__Instructions to follow__. Draw out every line with the word "today" from the listing below.

════════

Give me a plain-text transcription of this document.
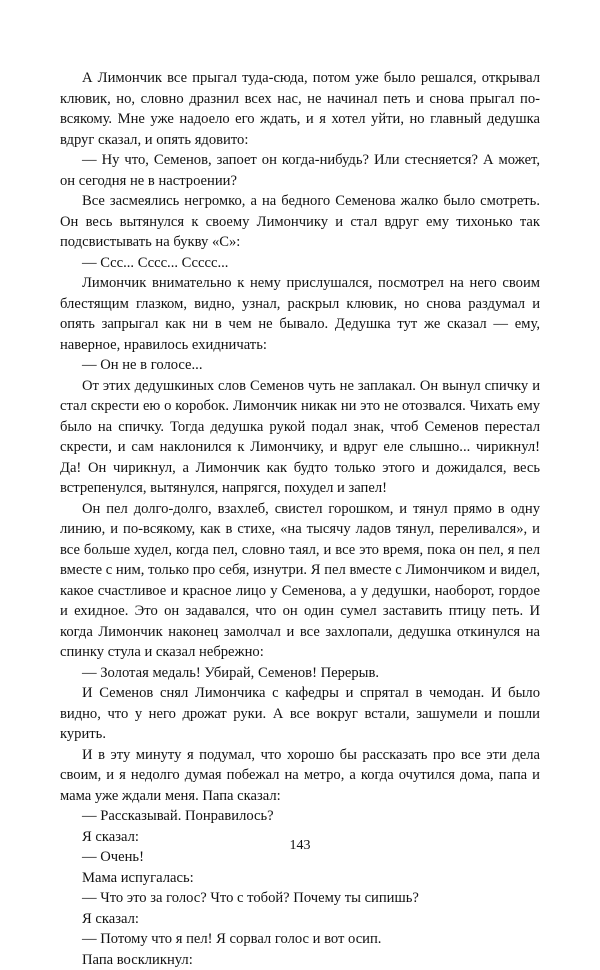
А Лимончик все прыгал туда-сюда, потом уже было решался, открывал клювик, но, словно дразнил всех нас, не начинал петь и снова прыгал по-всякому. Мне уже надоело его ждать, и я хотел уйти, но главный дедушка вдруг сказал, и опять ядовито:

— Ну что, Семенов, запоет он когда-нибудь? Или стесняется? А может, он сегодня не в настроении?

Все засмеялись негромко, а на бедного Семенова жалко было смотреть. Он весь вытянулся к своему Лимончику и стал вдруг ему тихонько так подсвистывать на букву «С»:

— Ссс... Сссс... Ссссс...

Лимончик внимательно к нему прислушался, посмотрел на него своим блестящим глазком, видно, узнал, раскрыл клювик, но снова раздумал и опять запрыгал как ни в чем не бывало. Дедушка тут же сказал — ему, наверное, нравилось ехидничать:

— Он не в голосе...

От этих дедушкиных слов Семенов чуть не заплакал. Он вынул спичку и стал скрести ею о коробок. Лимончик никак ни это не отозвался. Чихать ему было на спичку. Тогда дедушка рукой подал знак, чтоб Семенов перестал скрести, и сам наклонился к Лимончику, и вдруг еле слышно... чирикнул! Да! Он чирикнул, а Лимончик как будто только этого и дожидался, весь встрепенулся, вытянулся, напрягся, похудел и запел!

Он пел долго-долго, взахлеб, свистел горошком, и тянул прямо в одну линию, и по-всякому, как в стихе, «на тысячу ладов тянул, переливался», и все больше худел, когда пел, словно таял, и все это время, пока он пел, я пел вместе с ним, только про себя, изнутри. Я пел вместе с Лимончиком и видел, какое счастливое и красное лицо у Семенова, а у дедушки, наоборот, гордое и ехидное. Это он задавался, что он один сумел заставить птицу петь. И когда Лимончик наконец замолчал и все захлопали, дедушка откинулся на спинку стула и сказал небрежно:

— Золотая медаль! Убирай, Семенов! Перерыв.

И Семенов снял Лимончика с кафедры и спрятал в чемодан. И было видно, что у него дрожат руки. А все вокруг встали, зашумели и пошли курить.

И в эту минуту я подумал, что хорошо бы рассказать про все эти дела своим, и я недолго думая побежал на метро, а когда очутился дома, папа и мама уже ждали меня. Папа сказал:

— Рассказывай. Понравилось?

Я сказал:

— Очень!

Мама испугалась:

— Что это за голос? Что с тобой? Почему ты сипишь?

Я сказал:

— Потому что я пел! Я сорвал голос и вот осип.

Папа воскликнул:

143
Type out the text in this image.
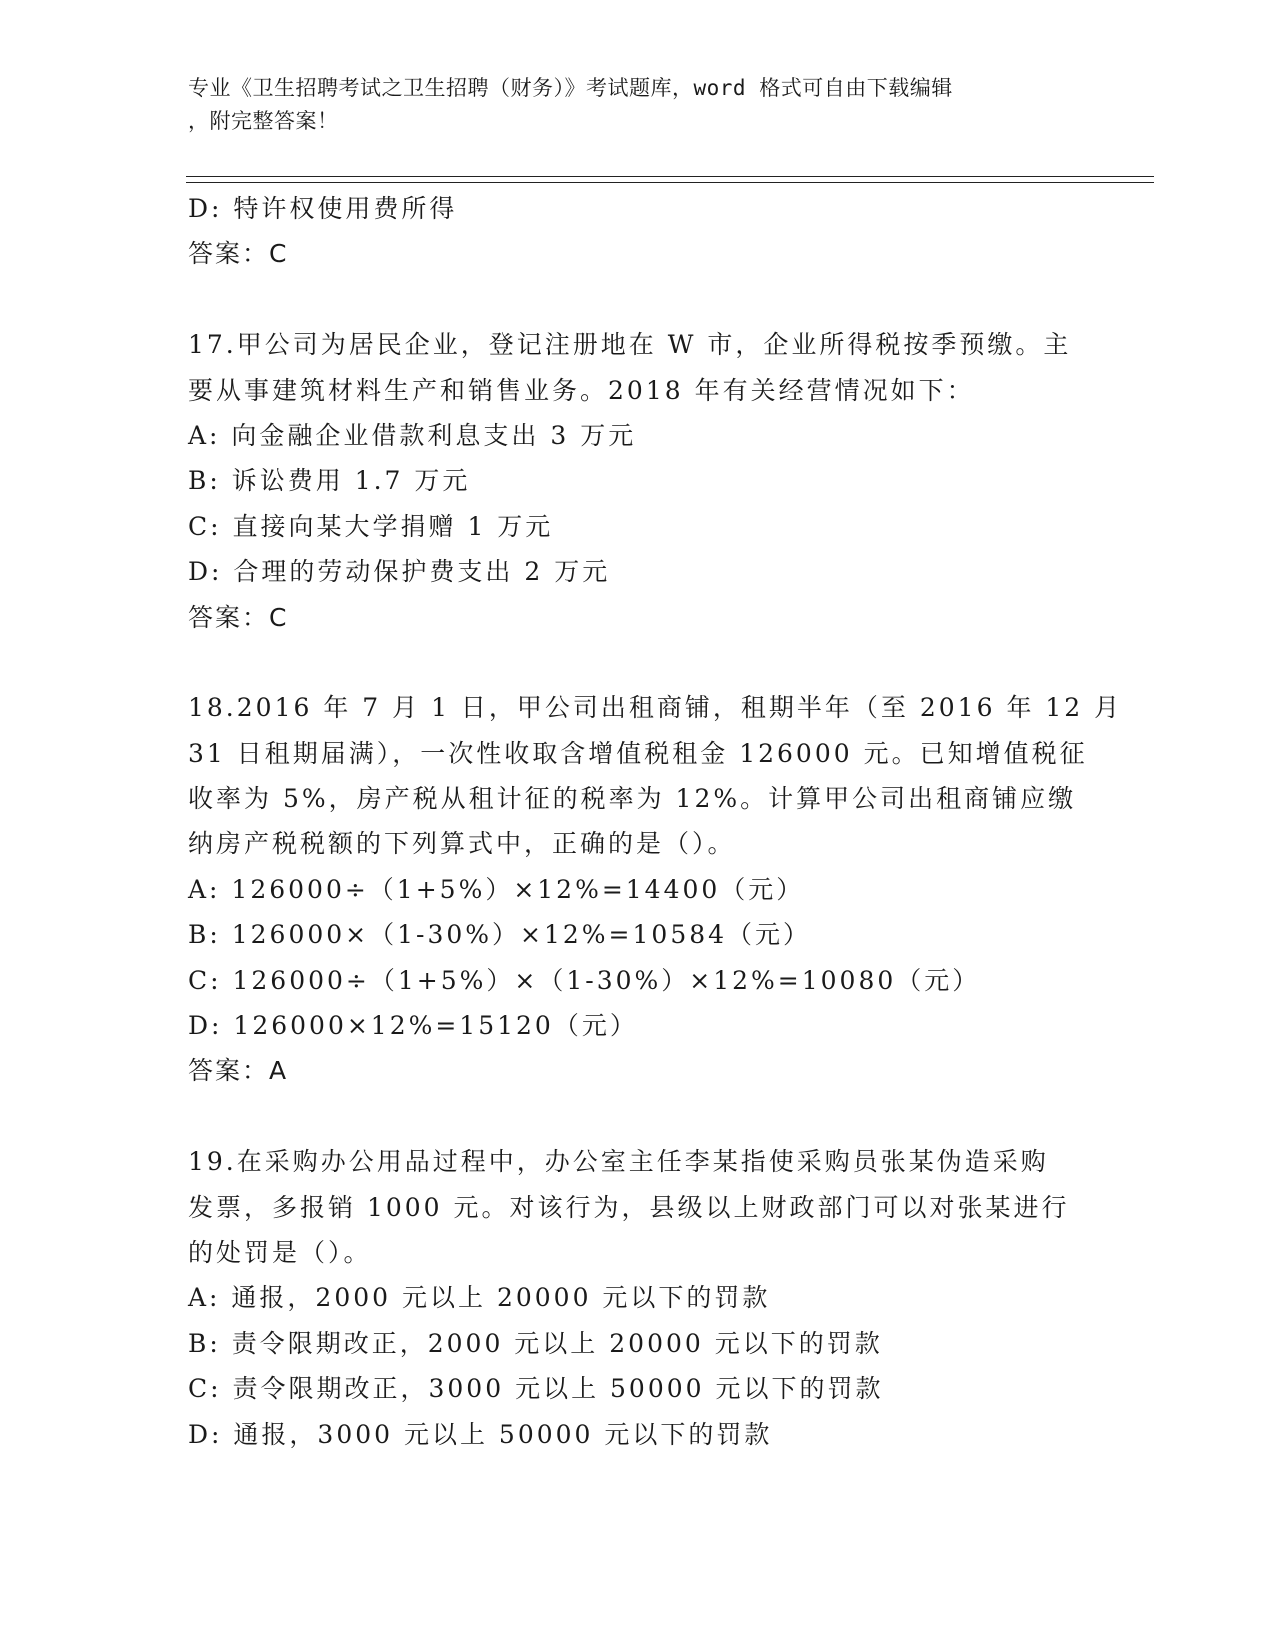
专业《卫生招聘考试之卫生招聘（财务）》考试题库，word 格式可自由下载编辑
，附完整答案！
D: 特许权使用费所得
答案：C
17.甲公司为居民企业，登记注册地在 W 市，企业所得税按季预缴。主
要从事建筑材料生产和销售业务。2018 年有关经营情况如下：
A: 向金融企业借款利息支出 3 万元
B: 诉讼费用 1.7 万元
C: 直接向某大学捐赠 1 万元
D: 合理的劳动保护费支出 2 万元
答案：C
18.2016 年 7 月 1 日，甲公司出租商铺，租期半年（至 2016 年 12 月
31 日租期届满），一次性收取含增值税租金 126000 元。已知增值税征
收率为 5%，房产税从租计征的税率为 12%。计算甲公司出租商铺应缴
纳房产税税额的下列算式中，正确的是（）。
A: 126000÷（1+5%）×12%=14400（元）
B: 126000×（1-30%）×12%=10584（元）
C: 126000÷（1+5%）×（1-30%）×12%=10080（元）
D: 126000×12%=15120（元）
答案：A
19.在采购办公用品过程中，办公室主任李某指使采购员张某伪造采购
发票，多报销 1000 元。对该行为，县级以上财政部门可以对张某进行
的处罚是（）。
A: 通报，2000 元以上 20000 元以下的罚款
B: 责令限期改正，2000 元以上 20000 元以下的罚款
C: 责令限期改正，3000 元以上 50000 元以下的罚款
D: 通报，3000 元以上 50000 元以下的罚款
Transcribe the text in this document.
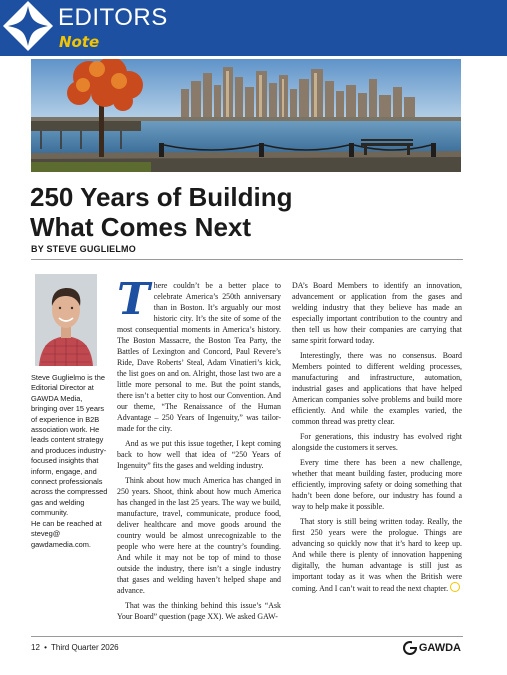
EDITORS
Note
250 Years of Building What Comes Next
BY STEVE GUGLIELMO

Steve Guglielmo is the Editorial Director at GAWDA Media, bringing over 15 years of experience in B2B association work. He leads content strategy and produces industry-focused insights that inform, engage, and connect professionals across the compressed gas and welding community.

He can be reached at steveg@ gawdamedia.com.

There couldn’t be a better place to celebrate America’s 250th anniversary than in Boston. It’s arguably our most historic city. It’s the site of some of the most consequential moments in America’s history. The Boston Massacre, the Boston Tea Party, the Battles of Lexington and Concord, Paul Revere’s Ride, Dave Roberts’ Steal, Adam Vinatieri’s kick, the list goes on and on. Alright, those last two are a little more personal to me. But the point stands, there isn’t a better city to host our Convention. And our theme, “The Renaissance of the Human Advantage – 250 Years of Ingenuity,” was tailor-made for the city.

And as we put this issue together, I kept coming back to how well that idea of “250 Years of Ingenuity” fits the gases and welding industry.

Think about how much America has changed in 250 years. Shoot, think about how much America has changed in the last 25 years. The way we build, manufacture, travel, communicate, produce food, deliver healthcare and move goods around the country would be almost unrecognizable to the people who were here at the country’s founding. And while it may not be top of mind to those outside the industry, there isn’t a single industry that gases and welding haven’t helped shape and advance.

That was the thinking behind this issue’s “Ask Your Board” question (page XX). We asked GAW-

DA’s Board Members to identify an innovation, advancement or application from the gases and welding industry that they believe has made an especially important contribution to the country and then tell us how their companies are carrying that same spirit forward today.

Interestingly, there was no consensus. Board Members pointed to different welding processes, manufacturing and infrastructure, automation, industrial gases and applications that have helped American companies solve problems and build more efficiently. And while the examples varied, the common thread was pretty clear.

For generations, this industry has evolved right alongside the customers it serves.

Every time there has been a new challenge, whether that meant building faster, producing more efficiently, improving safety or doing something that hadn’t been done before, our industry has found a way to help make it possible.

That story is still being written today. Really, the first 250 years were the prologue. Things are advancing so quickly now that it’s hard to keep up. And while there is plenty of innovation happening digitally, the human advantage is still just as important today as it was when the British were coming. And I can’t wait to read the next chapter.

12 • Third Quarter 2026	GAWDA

════════

__Finished exercise__.
DA’s Board Members to identify an innovation, advancement or application from the gases and welding industry that they believe has made an especially important contribution to the country and then tell us how their companies are carrying that same spirit forward today.
That story is still being written today. Really, the first 250 years were the prologue. Things are advancing so quickly now that it’s hard to keep up. And while there is plenty of innovation happening digitally, the human advantage is still just as important today as it was when the British were coming. And I can’t wait to read the next chapter.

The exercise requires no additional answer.